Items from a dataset
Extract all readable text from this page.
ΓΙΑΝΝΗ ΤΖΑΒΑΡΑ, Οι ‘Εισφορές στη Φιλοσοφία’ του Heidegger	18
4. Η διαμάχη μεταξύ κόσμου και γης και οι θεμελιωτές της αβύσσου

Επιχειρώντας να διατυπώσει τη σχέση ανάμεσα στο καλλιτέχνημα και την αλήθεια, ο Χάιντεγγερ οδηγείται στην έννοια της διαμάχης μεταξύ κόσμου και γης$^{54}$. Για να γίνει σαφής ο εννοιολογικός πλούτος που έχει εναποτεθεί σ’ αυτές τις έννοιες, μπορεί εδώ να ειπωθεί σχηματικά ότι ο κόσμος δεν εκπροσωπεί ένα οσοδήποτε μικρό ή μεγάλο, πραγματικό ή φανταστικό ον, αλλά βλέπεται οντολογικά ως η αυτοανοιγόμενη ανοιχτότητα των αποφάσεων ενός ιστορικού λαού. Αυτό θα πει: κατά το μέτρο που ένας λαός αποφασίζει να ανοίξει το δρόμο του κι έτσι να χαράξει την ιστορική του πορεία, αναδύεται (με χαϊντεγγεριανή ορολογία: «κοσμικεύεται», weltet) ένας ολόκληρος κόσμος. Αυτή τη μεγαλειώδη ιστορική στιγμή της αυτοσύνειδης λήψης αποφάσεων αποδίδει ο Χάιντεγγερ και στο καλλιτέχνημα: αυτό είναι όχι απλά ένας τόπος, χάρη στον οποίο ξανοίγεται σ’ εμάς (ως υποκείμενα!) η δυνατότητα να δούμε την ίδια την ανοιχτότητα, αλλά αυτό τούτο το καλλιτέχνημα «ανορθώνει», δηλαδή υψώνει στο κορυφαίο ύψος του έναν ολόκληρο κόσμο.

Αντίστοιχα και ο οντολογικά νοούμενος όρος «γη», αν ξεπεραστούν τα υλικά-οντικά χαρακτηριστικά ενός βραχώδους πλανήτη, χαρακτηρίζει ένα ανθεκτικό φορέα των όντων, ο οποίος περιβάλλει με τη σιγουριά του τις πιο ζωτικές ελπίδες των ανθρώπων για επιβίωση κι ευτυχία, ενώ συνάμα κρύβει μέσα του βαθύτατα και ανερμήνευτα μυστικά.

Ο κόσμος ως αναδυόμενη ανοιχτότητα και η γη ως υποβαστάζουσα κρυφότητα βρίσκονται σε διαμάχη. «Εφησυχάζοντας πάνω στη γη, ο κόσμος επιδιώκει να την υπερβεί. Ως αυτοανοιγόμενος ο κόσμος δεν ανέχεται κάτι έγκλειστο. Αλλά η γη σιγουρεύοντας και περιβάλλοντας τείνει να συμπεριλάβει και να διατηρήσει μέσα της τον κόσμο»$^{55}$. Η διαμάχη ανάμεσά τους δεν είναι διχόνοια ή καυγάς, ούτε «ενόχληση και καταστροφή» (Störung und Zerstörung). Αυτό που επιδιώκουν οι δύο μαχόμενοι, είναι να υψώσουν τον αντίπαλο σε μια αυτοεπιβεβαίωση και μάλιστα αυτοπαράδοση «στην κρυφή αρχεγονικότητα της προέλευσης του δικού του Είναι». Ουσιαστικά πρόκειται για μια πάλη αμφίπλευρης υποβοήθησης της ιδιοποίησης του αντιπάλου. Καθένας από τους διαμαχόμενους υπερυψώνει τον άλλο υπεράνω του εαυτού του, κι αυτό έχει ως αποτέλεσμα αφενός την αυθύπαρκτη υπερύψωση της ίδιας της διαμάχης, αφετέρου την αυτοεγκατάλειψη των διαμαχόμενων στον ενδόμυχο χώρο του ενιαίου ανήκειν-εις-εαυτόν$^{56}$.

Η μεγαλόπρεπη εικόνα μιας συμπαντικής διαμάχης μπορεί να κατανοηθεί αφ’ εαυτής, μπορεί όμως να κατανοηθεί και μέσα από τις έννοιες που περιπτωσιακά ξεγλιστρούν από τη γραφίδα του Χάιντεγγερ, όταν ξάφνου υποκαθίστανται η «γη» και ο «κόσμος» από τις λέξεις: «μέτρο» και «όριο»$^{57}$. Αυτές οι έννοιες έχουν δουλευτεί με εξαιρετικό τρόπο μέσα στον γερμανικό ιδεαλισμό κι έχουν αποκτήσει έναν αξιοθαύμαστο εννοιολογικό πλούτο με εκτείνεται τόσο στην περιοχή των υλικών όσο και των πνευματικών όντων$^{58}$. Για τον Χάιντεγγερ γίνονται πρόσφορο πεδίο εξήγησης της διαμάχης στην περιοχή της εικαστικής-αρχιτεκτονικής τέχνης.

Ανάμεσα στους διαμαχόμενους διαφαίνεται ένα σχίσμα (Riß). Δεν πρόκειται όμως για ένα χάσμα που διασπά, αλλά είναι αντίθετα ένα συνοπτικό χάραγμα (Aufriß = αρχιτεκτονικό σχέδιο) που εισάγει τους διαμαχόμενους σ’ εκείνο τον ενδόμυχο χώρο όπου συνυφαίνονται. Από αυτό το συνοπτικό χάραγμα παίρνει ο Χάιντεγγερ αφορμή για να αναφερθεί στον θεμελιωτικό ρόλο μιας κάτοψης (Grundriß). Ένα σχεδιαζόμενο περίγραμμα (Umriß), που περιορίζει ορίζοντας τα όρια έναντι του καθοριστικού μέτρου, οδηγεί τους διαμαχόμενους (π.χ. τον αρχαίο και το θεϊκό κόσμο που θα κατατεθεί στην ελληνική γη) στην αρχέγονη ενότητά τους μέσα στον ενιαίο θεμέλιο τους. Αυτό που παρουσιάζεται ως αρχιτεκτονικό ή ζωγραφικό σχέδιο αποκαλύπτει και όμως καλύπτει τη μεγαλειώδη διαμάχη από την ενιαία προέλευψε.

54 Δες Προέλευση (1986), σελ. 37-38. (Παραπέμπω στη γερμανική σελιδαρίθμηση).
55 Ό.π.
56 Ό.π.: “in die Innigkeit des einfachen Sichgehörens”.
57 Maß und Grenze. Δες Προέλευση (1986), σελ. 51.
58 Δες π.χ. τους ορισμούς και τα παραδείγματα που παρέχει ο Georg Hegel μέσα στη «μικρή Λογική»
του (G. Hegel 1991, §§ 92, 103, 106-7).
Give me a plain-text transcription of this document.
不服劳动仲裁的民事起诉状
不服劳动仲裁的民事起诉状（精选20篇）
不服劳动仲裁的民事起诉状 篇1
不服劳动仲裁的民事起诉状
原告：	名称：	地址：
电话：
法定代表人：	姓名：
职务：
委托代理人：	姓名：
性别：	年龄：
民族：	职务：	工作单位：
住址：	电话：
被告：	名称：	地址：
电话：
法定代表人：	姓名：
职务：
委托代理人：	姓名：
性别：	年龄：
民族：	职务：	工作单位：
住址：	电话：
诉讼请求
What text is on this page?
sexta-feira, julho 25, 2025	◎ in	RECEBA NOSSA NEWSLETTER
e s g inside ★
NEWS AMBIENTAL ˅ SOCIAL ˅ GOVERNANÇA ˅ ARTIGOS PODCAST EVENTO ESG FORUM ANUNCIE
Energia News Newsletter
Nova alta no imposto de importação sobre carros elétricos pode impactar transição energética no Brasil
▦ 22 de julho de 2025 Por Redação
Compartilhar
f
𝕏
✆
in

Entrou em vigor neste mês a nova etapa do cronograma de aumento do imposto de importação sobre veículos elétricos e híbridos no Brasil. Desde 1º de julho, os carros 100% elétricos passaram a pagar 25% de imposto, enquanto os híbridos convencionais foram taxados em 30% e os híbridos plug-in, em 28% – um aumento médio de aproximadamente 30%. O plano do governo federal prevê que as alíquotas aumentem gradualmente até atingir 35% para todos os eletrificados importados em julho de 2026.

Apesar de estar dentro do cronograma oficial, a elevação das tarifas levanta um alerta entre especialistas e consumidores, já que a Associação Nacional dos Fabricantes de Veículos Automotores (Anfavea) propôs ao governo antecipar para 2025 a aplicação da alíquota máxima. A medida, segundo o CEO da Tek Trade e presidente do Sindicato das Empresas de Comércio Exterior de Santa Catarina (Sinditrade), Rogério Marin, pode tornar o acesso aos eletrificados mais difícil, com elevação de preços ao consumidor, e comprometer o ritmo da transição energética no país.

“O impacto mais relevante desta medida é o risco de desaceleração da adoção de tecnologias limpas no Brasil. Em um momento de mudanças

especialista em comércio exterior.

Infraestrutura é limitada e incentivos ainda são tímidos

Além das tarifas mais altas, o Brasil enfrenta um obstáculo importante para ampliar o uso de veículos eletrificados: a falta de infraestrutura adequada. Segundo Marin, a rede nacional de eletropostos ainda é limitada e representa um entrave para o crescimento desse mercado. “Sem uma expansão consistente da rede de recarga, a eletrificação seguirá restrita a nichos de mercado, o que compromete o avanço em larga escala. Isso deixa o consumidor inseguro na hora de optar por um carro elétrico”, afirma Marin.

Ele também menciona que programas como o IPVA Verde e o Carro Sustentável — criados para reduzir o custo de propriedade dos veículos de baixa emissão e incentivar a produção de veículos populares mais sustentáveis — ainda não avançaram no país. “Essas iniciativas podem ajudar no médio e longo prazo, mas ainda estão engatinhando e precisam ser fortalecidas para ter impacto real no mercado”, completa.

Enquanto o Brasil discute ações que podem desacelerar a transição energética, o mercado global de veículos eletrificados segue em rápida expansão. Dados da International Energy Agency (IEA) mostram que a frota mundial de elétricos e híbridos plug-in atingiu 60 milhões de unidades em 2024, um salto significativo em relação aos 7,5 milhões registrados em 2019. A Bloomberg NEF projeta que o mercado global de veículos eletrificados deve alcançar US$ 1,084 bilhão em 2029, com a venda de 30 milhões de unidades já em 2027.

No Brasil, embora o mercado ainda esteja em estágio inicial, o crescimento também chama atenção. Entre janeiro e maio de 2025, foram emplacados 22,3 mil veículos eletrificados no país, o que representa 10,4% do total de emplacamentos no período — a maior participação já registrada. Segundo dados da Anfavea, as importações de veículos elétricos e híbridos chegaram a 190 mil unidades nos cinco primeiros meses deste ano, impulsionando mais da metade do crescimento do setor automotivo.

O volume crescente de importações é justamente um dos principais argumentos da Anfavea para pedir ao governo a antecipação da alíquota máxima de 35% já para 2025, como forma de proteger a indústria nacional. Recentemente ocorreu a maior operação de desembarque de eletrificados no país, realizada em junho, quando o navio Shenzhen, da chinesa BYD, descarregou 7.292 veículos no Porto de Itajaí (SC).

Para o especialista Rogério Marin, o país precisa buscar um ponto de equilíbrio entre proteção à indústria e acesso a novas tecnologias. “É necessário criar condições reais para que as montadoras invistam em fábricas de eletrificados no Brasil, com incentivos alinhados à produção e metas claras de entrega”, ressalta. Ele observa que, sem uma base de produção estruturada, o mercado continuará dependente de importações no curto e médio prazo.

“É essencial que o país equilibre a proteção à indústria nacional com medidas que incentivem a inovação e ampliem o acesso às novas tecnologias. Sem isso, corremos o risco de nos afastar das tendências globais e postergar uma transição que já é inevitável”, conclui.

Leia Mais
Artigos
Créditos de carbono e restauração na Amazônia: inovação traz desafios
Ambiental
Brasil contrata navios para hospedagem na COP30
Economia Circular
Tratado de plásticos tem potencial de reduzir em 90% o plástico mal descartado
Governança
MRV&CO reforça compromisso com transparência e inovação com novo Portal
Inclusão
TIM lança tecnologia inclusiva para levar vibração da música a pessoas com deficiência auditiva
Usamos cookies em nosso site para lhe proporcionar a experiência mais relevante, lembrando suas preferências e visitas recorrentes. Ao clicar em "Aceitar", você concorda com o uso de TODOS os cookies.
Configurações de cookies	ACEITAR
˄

■ REQUIRED WORK
Only the number is wanted: count the lines of the records that hold the word "this".

■ OUTPUT OF THE TASK
3